Spot every line with the word "Surface" and return it.

=== GIVEN ENTRIES ===
────────────────
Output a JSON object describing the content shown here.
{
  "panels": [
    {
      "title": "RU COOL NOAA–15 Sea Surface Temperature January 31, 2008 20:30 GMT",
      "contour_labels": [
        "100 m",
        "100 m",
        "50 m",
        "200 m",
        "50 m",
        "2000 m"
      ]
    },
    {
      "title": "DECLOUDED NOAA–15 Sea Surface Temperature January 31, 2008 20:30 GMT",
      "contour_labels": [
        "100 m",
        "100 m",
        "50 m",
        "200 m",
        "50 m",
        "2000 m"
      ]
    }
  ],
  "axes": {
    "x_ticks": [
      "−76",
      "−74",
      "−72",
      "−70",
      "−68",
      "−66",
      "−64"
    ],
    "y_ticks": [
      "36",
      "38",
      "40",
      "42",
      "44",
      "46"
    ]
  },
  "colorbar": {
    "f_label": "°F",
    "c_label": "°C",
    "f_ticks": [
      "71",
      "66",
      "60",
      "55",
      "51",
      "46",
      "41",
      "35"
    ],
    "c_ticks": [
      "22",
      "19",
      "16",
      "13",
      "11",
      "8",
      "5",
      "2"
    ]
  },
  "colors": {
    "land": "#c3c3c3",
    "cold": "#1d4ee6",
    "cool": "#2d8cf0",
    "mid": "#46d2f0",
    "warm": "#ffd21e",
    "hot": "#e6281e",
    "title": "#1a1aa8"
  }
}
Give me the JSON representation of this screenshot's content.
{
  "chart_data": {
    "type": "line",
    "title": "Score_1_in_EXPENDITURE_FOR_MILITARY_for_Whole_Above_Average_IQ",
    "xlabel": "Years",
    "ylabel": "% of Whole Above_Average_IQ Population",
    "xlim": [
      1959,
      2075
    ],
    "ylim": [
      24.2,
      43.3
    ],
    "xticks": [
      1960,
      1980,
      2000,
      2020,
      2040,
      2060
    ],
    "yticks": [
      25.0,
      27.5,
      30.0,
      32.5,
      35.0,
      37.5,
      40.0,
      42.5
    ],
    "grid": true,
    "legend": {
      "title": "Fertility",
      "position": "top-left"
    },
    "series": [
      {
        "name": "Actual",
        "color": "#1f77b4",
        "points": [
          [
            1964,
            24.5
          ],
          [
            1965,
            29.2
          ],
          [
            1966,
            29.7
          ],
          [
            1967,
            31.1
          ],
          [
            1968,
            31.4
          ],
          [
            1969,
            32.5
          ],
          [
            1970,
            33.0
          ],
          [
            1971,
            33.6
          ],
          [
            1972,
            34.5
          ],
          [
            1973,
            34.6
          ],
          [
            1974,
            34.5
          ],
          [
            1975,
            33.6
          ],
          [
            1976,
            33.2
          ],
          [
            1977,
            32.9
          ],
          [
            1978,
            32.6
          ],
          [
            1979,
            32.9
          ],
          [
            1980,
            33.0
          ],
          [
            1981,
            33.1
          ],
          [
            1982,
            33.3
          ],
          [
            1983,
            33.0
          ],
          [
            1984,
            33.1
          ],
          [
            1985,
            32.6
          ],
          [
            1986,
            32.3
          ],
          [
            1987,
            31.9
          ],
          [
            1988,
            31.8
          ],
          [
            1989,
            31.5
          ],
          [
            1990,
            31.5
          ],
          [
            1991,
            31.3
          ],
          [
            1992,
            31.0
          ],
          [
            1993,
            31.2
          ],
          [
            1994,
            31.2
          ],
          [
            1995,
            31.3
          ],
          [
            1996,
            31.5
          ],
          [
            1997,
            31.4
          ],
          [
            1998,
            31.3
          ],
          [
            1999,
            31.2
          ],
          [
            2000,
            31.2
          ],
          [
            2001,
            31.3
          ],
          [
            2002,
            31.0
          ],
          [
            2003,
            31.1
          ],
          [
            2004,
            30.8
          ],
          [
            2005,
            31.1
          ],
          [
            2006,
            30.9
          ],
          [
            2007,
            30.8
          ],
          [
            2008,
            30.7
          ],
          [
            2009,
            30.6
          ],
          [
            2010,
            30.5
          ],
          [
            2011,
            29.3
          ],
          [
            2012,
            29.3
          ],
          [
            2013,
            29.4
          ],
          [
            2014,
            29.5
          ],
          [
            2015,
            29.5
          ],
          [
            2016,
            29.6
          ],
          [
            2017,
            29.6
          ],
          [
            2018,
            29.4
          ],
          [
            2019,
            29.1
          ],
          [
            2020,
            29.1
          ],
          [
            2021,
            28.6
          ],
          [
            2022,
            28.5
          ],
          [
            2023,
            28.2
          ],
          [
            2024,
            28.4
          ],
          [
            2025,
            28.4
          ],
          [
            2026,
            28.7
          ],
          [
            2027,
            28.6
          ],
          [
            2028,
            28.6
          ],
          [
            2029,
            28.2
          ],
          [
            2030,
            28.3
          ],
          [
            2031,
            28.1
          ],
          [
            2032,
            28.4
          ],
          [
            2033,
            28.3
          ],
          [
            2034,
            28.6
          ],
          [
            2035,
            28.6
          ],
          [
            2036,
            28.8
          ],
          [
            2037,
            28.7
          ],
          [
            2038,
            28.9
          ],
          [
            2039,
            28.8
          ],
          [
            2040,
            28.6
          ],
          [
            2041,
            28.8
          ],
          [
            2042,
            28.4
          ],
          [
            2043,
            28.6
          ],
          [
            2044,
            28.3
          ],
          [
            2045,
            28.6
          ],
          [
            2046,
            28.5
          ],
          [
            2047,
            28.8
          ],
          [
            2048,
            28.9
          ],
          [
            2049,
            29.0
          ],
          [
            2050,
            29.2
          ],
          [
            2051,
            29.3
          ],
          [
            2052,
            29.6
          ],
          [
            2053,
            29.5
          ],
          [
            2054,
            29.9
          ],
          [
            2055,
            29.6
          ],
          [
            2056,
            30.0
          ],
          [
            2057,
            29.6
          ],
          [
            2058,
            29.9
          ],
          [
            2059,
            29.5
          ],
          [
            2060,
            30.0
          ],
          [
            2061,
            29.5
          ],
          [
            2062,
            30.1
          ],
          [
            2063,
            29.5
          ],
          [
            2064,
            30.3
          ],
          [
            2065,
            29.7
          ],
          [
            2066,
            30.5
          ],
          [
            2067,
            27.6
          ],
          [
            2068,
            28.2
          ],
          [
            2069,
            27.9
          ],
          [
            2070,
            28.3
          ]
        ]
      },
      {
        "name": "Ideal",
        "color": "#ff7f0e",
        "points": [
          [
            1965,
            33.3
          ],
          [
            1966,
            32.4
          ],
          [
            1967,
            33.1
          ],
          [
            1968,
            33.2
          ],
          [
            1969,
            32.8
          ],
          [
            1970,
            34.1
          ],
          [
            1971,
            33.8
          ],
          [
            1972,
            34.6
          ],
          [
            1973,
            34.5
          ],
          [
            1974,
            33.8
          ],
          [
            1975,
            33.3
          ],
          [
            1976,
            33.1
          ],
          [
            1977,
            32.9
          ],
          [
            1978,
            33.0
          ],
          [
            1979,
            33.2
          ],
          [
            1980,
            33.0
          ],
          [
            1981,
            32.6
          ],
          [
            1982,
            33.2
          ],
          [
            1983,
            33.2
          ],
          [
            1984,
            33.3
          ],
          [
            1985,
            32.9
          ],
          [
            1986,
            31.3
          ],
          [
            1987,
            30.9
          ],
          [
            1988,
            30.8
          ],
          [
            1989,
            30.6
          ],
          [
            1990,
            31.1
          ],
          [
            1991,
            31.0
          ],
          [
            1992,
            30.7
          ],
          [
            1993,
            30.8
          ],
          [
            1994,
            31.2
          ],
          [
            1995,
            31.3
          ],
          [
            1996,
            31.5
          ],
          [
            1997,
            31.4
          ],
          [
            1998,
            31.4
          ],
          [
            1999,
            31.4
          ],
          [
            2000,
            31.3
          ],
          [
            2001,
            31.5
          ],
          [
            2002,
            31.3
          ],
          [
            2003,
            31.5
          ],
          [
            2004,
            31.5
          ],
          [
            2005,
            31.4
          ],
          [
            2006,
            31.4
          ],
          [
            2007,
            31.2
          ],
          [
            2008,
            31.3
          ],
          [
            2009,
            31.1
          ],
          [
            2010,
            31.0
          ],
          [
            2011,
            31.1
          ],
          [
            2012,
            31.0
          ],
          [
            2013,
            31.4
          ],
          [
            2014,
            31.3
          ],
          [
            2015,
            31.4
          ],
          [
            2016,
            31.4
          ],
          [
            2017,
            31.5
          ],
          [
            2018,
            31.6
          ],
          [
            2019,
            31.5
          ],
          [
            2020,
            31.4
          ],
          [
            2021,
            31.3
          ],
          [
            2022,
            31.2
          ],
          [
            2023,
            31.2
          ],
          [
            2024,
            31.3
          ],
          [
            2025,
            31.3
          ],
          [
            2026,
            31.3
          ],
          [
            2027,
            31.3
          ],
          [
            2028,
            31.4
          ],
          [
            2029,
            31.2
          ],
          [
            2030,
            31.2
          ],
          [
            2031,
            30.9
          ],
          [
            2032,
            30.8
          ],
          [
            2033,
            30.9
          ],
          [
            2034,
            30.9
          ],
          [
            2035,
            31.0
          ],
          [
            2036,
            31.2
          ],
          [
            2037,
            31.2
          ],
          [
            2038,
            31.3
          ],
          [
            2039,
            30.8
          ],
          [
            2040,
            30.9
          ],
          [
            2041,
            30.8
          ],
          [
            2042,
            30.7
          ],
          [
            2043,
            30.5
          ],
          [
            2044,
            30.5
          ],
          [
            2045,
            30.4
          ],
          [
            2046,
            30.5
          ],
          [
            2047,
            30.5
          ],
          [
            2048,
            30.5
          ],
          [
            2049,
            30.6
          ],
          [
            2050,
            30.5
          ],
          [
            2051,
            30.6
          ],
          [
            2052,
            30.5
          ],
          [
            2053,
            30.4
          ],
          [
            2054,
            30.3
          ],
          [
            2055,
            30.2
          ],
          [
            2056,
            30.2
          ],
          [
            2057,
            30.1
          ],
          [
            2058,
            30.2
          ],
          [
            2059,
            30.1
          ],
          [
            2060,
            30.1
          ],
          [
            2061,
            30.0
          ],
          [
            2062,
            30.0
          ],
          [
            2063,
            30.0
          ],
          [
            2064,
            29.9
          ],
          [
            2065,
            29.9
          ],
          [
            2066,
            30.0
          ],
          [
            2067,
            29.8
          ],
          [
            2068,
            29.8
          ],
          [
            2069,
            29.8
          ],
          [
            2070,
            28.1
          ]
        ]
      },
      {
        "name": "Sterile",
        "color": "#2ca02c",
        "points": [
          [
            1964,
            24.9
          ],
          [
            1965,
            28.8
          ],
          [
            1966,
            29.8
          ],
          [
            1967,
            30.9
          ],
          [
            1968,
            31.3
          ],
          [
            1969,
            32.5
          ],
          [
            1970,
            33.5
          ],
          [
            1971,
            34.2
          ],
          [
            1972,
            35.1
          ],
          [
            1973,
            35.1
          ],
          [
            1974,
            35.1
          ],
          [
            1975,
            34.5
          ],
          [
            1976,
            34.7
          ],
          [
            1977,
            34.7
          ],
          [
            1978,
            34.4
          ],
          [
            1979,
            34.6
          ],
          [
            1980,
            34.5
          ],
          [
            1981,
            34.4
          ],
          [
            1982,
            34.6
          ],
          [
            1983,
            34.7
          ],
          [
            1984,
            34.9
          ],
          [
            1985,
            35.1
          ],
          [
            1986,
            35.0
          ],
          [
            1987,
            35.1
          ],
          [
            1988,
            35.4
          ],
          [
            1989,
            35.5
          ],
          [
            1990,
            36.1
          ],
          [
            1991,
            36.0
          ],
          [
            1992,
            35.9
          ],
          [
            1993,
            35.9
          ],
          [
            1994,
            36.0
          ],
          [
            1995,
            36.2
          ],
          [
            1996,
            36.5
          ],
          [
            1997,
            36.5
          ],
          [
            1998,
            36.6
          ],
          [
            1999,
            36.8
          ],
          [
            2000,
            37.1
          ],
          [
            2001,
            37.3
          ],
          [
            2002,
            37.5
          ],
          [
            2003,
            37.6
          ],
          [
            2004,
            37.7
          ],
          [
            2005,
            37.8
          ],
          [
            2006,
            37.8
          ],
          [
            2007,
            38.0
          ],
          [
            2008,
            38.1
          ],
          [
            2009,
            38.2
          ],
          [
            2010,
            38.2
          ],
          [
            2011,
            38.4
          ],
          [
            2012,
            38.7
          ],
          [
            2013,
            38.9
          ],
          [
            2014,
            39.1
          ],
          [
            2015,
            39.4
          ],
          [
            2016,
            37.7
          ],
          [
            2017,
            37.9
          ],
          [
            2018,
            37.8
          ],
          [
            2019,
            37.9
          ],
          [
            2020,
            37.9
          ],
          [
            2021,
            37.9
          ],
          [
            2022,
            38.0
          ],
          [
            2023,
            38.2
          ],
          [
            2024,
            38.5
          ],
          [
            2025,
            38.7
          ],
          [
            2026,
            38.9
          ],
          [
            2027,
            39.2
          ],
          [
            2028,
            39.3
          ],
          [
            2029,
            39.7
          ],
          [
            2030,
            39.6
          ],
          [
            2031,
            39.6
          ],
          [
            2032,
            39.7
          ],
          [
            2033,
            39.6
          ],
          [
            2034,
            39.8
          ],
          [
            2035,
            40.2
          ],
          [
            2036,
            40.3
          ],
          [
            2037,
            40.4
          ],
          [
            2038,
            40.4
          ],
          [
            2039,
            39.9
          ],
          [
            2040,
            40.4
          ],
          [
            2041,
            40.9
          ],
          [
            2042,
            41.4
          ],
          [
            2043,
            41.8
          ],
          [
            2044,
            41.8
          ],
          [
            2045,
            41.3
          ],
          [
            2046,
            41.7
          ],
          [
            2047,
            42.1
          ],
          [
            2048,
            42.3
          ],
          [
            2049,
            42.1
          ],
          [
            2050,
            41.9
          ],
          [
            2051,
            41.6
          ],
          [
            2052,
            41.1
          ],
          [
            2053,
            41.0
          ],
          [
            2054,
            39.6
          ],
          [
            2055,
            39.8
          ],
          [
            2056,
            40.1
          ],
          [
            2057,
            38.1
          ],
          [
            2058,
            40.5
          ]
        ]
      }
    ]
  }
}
────────────────
=== TASK ANSWER ===
      "title": "RU COOL NOAA–15 Sea Surface Temperature January 31, 2008 20:30 GMT",
      "title": "DECLOUDED NOAA–15 Sea Surface Temperature January 31, 2008 20:30 GMT",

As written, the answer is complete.